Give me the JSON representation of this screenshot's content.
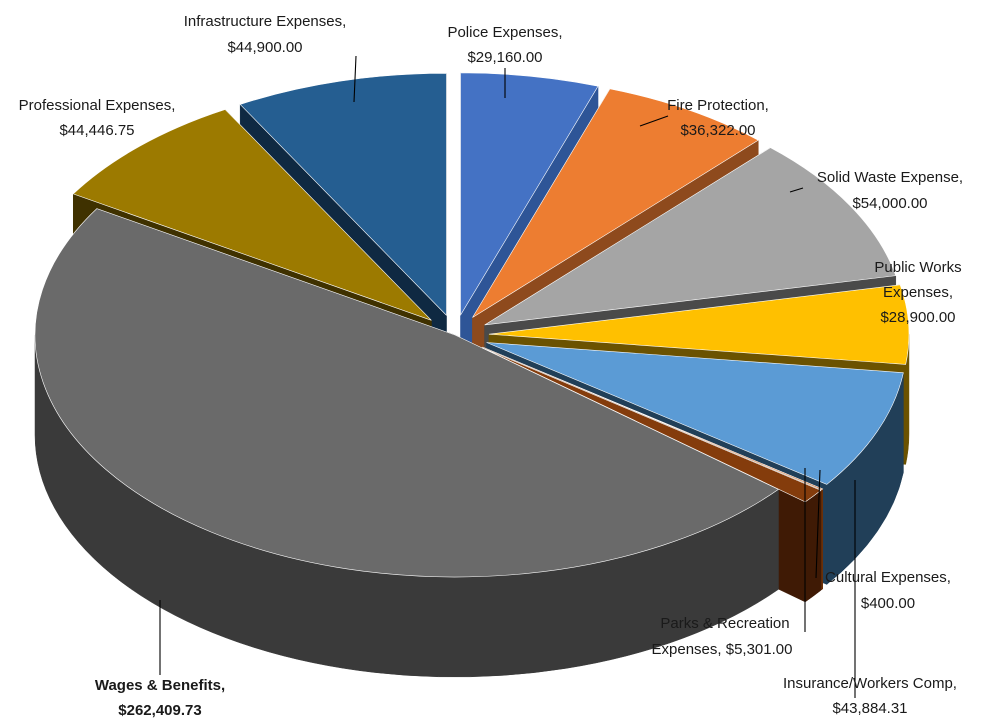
{
  "chart_data": {
    "type": "pie",
    "style": "3d-exploded",
    "slices": [
      {
        "name": "Police Expenses,",
        "value_text": "$29,160.00",
        "value": 29160.0,
        "color": "#4472C4",
        "dark": "#2E5597"
      },
      {
        "name": "Fire Protection,",
        "value_text": "$36,322.00",
        "value": 36322.0,
        "color": "#ED7D31",
        "dark": "#8E4A1D"
      },
      {
        "name": "Solid Waste Expense,",
        "value_text": "$54,000.00",
        "value": 54000.0,
        "color": "#A5A5A5",
        "dark": "#4A4A4A"
      },
      {
        "name": "Public Works Expenses,",
        "value_text": "$28,900.00",
        "value": 28900.0,
        "color": "#FFC000",
        "dark": "#6B5200"
      },
      {
        "name": "Insurance/Workers Comp,",
        "value_text": "$43,884.31",
        "value": 43884.31,
        "color": "#5B9BD5",
        "dark": "#213F58"
      },
      {
        "name": "Cultural Expenses,",
        "value_text": "$400.00",
        "value": 400.0,
        "color": "#C55A11",
        "dark": "#6A2F08"
      },
      {
        "name": "Parks & Recreation Expenses,",
        "value_text": "$5,301.00",
        "value": 5301.0,
        "color": "#843C0C",
        "dark": "#3F1A05"
      },
      {
        "name": "Wages & Benefits,",
        "value_text": "$262,409.73",
        "value": 262409.73,
        "color": "#6A6A6A",
        "dark": "#3A3A3A"
      },
      {
        "name": "Professional Expenses,",
        "value_text": "$44,446.75",
        "value": 44446.75,
        "color": "#9C7A00",
        "dark": "#3F3100"
      },
      {
        "name": "Infrastructure Expenses,",
        "value_text": "$44,900.00",
        "value": 44900.0,
        "color": "#255E91",
        "dark": "#0F2942"
      }
    ]
  }
}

AIM ->
Copy each line in the data that holds the word "dark".

RESULT OF THE EXERCISE ->
        "dark": "#2E5597"
        "dark": "#8E4A1D"
        "dark": "#4A4A4A"
        "dark": "#6B5200"
        "dark": "#213F58"
        "dark": "#6A2F08"
        "dark": "#3F1A05"
        "dark": "#3A3A3A"
        "dark": "#3F3100"
        "dark": "#0F2942"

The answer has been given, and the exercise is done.